> Description of the task: Count, in the entries below, the lines in which "disegno" occurs. Give the number, nothing more.

━━━━━━━━━━

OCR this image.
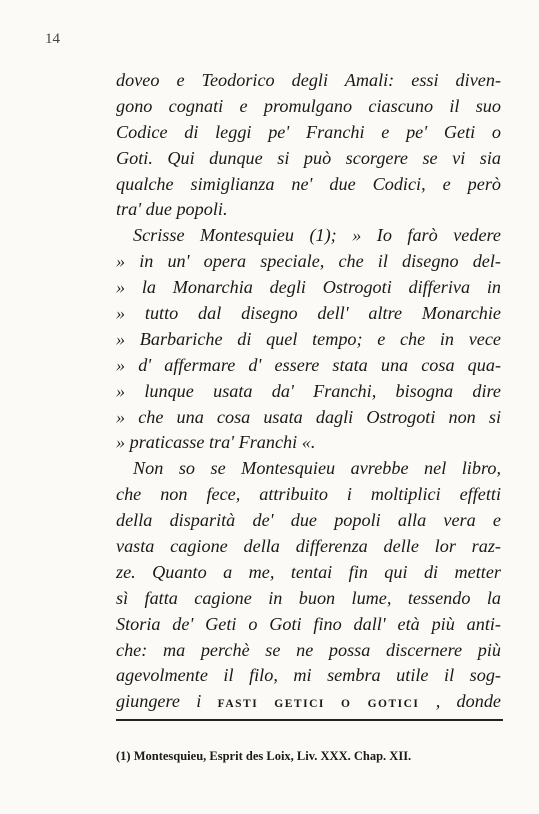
14
doveo e Teodorico degli Amali: essi diven-
gono cognati e promulgano ciascuno il suo
Codice di leggi pe' Franchi e pe' Geti o
Goti. Qui dunque si può scorgere se vi sia
qualche simiglianza ne' due Codici, e però
tra' due popoli.
Scrisse Montesquieu (1); » Io farò vedere
» in un' opera speciale, che il disegno del-
» la Monarchia degli Ostrogoti differiva in
» tutto dal disegno dell' altre Monarchie
» Barbariche di quel tempo; e che in vece
» d' affermare d' essere stata una cosa qua-
» lunque usata da' Franchi, bisogna dire
» che una cosa usata dagli Ostrogoti non si
» praticasse tra' Franchi «.
Non so se Montesquieu avrebbe nel libro,
che non fece, attribuito i moltiplici effetti
della disparità de' due popoli alla vera e
vasta cagione della differenza delle lor raz-
ze. Quanto a me, tentai fin qui di metter
sì fatta cagione in buon lume, tessendo la
Storia de' Geti o Goti fino dall' età più anti-
che: ma perchè se ne possa discernere più
agevolmente il filo, mi sembra utile il sog-
giungere i FASTI GETICI O GOTICI , donde
(1) Montesquieu, Esprit des Loix, Liv. XXX. Chap. XII.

━━━━━━━━━━

> The result: 2